▶ WORK TO DO
Return the following lines unchanged, starting at the line that contains "spectrogram-figure: ra_150701060756_hisb_lin.fit 0" and stopping after the line that contains "y-tick-label: 0: [97, 653, 112, 683]".

═══ STORED ROWS

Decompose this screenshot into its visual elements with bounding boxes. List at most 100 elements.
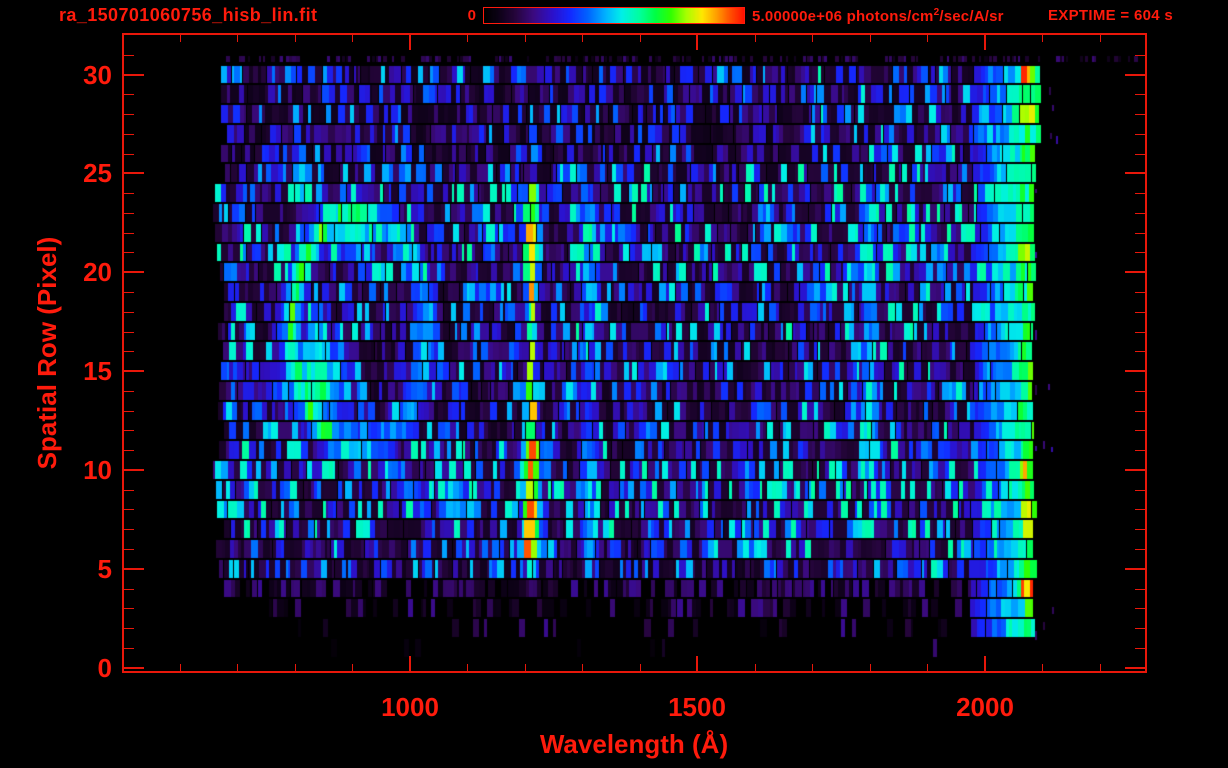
spectrogram-figure: ra_150701060756_hisb_lin.fit 0 5.00000e+…: [0, 0, 1228, 768]
y-minor-tick: [124, 430, 134, 431]
y-minor-tick: [124, 154, 134, 155]
x-major-tick: [696, 35, 698, 50]
y-minor-tick: [1135, 154, 1145, 155]
y-tick-label: 10: [83, 455, 112, 485]
y-minor-tick: [1135, 134, 1145, 135]
x-minor-tick: [180, 664, 181, 671]
x-minor-tick: [237, 664, 238, 671]
y-minor-tick: [124, 450, 134, 451]
x-minor-tick: [352, 664, 353, 671]
y-minor-tick: [1135, 608, 1145, 609]
y-minor-tick: [1135, 391, 1145, 392]
x-minor-tick: [870, 35, 871, 42]
y-major-tick: [124, 568, 144, 570]
y-minor-tick: [124, 351, 134, 352]
y-tick-label: 0: [97, 653, 112, 683]
y-minor-tick: [124, 391, 134, 392]
x-minor-tick: [927, 664, 928, 671]
y-minor-tick: [124, 628, 134, 629]
x-minor-tick: [582, 35, 583, 42]
y-minor-tick: [124, 193, 134, 194]
y-minor-tick: [1135, 351, 1145, 352]
y-tick-label: 15: [83, 356, 112, 386]
y-minor-tick: [124, 648, 134, 649]
y-minor-tick: [124, 529, 134, 530]
y-minor-tick: [124, 292, 134, 293]
x-major-tick: [409, 35, 411, 50]
y-minor-tick: [1135, 233, 1145, 234]
x-major-tick: [409, 656, 411, 671]
y-minor-tick: [124, 134, 134, 135]
x-minor-tick: [237, 35, 238, 42]
y-minor-tick: [124, 589, 134, 590]
y-minor-tick: [124, 213, 134, 214]
x-minor-tick: [525, 35, 526, 42]
y-major-tick: [124, 74, 144, 76]
y-minor-tick: [124, 411, 134, 412]
colorbar-units-prefix: photons/cm: [842, 8, 934, 25]
y-minor-tick: [124, 608, 134, 609]
y-minor-tick: [124, 490, 134, 491]
y-tick-label: 20: [83, 257, 112, 287]
y-minor-tick: [124, 252, 134, 253]
x-minor-tick: [640, 664, 641, 671]
colorbar-min-label: 0: [467, 7, 476, 24]
y-minor-tick: [124, 94, 134, 95]
x-minor-tick: [812, 35, 813, 42]
y-axis-title: Spatial Row (Pixel): [32, 236, 62, 470]
y-minor-tick: [1135, 648, 1145, 649]
x-minor-tick: [582, 664, 583, 671]
y-minor-tick: [1135, 332, 1145, 333]
y-minor-tick: [1135, 94, 1145, 95]
y-minor-tick: [1135, 430, 1145, 431]
x-minor-tick: [352, 35, 353, 42]
colorbar-max-value: 5.00000e+06: [752, 8, 843, 25]
x-tick-label: 2000: [956, 692, 1014, 722]
y-major-tick: [124, 469, 144, 471]
y-major-tick: [1125, 568, 1145, 570]
colorbar: [483, 7, 745, 24]
x-minor-tick: [1100, 35, 1101, 42]
x-major-tick: [984, 35, 986, 50]
x-minor-tick: [640, 35, 641, 42]
y-minor-tick: [124, 55, 134, 56]
x-minor-tick: [525, 664, 526, 671]
y-minor-tick: [1135, 312, 1145, 313]
x-minor-tick: [755, 35, 756, 42]
y-minor-tick: [124, 332, 134, 333]
y-minor-tick: [1135, 628, 1145, 629]
x-minor-tick: [1042, 35, 1043, 42]
y-minor-tick: [124, 509, 134, 510]
y-major-tick: [124, 667, 144, 669]
y-tick-label: 5: [97, 554, 112, 584]
y-minor-tick: [1135, 509, 1145, 510]
x-minor-tick: [870, 664, 871, 671]
plot-frame: [122, 33, 1147, 673]
y-minor-tick: [1135, 252, 1145, 253]
figure-title: ra_150701060756_hisb_lin.fit: [59, 5, 318, 25]
colorbar-max-label: 5.00000e+06 photons/cm2/sec/A/sr: [752, 7, 1004, 25]
x-minor-tick: [467, 664, 468, 671]
x-tick-label: 1000: [381, 692, 439, 722]
y-tick-label: 25: [83, 158, 112, 188]
x-minor-tick: [755, 664, 756, 671]
y-minor-tick: [1135, 549, 1145, 550]
x-tick-label: 1500: [668, 692, 726, 722]
y-major-tick: [1125, 469, 1145, 471]
x-minor-tick: [1042, 664, 1043, 671]
y-minor-tick: [1135, 450, 1145, 451]
x-minor-tick: [295, 664, 296, 671]
y-major-tick: [1125, 271, 1145, 273]
y-major-tick: [1125, 667, 1145, 669]
x-major-tick: [984, 656, 986, 671]
y-minor-tick: [124, 312, 134, 313]
y-major-tick: [124, 271, 144, 273]
x-minor-tick: [1100, 664, 1101, 671]
x-axis-title: Wavelength (Å): [539, 729, 729, 759]
y-major-tick: [124, 172, 144, 174]
y-minor-tick: [1135, 529, 1145, 530]
x-minor-tick: [812, 664, 813, 671]
y-minor-tick: [1135, 193, 1145, 194]
y-minor-tick: [124, 233, 134, 234]
x-minor-tick: [180, 35, 181, 42]
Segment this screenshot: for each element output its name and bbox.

══════

▶ SOLVED PROBLEM
spectrogram-figure: ra_150701060756_hisb_lin.fit 0 5.00000e+…: [0, 0, 1228, 768]
y-minor-tick: [124, 430, 134, 431]
y-minor-tick: [124, 154, 134, 155]
x-major-tick: [696, 35, 698, 50]
y-minor-tick: [1135, 154, 1145, 155]
y-tick-label: 10: [83, 455, 112, 485]
y-minor-tick: [1135, 134, 1145, 135]
x-minor-tick: [180, 664, 181, 671]
x-minor-tick: [237, 664, 238, 671]
y-minor-tick: [124, 450, 134, 451]
x-minor-tick: [352, 664, 353, 671]
y-minor-tick: [1135, 608, 1145, 609]
y-minor-tick: [1135, 391, 1145, 392]
x-minor-tick: [870, 35, 871, 42]
y-major-tick: [124, 568, 144, 570]
y-minor-tick: [124, 351, 134, 352]
y-tick-label: 0: [97, 653, 112, 683]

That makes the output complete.